__Aim of the task__. Find the lines below that contain the string "horizontal". Copy each one.

__Supplied entries__.
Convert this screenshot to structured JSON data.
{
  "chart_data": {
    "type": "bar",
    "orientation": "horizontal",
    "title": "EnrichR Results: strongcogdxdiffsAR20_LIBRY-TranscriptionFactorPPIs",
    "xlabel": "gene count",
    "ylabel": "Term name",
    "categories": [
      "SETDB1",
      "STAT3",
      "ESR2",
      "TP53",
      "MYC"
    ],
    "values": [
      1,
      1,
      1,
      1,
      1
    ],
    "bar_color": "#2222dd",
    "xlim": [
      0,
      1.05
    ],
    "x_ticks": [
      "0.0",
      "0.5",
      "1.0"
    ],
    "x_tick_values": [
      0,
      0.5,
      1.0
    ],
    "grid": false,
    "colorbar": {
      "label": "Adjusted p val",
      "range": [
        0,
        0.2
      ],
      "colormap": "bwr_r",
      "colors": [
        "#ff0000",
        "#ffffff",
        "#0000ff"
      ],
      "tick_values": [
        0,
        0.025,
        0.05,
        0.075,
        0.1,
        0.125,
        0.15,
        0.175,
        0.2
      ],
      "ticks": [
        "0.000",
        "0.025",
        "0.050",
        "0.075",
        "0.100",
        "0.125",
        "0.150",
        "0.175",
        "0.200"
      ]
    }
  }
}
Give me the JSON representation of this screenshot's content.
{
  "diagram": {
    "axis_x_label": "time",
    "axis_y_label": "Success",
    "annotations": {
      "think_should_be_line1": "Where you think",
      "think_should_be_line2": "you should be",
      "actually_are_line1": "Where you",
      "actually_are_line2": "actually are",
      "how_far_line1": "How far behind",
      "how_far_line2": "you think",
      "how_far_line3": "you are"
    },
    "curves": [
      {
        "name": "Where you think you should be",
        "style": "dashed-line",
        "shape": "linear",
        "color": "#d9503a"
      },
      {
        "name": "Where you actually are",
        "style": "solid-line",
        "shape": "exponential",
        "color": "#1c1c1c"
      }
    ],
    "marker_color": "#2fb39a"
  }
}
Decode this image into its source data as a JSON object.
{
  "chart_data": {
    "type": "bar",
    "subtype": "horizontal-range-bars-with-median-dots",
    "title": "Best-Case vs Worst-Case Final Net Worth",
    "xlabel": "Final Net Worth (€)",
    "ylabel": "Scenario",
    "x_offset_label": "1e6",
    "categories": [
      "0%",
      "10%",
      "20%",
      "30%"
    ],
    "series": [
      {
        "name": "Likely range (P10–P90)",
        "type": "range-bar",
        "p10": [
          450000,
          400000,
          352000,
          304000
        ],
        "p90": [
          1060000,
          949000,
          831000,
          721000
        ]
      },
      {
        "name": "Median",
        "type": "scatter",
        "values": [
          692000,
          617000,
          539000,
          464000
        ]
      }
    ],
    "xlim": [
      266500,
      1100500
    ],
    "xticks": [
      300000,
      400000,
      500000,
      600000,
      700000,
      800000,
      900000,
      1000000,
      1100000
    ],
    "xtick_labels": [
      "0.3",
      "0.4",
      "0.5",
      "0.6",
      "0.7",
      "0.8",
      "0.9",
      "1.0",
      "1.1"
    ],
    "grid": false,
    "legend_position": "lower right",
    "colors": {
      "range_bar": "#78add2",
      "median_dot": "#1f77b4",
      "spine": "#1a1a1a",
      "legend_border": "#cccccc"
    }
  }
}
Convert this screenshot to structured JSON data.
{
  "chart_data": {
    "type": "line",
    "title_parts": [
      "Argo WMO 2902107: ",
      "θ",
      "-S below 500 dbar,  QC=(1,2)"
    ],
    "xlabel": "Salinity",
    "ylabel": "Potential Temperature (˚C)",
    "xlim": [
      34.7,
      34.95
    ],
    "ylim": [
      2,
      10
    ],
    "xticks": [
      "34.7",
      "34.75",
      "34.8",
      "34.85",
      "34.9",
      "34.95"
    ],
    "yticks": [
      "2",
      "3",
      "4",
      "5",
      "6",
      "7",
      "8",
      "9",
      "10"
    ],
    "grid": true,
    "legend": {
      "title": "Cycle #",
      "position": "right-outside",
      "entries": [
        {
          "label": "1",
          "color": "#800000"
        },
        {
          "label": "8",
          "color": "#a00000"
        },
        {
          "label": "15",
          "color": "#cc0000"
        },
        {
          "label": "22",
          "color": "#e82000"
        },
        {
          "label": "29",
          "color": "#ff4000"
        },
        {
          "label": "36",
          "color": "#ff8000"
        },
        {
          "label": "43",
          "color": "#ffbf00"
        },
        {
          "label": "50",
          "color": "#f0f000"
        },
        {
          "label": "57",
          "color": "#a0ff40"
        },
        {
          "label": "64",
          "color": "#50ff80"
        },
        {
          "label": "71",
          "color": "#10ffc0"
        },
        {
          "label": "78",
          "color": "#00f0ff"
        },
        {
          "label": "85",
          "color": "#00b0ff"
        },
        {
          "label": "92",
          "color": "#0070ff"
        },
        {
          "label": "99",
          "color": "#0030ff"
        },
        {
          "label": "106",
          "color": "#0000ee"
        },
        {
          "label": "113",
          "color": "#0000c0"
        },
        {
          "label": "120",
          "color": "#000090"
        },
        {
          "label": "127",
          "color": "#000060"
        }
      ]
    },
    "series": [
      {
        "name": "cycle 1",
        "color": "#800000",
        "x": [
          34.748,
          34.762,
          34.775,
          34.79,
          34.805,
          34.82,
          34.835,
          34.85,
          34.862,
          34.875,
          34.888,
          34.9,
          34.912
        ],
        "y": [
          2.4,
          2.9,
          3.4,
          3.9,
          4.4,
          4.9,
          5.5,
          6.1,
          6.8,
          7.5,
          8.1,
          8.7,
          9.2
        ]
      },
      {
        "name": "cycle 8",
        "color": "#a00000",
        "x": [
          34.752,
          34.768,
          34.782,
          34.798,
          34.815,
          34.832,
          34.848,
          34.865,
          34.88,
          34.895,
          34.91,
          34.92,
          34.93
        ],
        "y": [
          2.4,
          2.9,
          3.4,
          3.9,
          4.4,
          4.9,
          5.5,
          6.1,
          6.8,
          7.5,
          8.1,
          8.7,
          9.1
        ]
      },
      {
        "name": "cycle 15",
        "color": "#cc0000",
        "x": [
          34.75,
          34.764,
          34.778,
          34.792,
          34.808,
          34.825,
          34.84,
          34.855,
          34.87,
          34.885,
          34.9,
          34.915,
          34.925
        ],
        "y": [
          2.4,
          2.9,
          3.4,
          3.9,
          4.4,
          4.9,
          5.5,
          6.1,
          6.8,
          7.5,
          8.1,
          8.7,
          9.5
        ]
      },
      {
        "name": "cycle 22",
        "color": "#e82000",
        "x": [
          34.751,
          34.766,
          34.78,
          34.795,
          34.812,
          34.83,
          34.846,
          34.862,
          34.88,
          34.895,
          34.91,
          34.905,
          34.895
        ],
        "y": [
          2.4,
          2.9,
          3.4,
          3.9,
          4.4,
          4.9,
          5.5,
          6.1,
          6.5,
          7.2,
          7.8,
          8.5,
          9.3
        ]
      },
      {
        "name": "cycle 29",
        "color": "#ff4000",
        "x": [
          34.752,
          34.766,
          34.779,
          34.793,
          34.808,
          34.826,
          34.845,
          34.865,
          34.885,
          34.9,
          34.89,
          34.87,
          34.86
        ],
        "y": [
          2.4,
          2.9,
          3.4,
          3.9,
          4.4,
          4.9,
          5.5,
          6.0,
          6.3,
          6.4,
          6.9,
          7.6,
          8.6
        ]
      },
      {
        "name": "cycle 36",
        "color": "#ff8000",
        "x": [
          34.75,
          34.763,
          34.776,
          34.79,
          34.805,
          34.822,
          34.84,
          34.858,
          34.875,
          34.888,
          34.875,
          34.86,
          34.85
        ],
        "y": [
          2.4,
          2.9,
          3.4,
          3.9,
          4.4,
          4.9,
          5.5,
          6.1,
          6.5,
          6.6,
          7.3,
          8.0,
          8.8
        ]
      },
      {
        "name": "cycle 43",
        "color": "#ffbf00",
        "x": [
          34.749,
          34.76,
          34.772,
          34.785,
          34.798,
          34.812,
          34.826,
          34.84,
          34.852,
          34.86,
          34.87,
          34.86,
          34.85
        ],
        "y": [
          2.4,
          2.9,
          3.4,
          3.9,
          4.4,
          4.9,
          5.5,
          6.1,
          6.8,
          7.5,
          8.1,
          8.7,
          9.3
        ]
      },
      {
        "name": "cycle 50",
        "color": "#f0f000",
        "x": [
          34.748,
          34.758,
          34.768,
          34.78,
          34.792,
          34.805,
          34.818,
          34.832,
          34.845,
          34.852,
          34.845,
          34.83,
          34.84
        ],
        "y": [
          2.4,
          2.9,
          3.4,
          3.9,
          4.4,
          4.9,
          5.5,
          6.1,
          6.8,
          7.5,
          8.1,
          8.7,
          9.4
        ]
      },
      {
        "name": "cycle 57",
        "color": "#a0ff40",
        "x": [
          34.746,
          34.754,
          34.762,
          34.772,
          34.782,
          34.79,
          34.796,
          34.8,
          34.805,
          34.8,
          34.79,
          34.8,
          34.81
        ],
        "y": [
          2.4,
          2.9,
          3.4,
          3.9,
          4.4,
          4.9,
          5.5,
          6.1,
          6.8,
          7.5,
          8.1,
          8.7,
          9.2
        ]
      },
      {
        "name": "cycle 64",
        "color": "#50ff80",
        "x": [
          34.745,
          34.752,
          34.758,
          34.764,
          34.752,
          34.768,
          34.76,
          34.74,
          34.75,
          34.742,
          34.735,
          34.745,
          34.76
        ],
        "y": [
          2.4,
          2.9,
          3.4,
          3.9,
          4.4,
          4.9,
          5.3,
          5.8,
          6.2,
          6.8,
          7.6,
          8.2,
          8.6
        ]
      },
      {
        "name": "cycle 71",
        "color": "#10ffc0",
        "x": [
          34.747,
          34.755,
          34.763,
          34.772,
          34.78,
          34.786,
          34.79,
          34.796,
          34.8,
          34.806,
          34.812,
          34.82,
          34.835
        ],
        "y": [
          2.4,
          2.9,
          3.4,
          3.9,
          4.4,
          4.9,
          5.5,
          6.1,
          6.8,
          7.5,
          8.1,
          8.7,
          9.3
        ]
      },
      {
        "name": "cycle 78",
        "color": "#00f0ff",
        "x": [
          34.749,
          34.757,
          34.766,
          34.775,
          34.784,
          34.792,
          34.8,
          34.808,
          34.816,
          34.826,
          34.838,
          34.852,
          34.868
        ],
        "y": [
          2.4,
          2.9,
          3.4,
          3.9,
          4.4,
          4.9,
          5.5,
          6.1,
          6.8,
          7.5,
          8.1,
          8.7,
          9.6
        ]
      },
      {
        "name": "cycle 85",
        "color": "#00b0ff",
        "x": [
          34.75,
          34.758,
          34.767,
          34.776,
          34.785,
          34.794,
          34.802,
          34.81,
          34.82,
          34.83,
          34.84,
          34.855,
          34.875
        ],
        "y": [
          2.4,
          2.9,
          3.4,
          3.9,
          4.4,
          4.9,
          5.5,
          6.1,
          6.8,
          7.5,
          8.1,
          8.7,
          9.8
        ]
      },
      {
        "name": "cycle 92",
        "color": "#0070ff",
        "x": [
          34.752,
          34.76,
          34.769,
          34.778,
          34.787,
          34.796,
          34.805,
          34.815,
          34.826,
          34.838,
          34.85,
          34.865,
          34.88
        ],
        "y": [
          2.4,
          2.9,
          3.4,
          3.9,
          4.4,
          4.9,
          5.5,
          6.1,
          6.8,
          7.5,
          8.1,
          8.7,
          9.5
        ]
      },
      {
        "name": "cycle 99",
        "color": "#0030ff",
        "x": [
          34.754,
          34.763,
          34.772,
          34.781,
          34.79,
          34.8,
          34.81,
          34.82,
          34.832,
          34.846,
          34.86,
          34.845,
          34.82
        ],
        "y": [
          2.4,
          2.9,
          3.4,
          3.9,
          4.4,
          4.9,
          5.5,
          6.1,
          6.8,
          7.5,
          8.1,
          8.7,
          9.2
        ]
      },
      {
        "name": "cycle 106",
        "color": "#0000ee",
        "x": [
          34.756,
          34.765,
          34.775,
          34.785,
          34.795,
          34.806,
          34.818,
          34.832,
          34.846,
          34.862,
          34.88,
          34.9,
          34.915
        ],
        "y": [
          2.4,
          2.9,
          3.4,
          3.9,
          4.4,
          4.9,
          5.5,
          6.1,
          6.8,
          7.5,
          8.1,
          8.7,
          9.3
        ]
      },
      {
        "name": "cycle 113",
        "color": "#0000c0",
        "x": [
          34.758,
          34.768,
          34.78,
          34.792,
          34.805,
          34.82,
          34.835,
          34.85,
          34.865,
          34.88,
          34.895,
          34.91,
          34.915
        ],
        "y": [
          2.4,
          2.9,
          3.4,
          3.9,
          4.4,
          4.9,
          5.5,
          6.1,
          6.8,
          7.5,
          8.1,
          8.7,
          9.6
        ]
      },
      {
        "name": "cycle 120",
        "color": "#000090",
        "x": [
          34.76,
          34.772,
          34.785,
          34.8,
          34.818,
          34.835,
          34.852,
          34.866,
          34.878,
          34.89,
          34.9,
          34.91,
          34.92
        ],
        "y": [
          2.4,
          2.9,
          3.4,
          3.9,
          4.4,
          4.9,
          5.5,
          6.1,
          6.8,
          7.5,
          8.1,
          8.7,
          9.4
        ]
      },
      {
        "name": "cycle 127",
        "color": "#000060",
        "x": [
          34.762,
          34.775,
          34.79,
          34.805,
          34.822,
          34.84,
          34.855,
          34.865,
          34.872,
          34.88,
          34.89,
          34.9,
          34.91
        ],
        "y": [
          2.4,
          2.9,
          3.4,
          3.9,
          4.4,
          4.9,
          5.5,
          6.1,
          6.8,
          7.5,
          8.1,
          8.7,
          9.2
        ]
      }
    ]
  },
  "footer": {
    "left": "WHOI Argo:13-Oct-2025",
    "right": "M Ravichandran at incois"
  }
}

__Exercise solution__.
    "orientation": "horizontal",
    "subtype": "horizontal-range-bars-with-median-dots",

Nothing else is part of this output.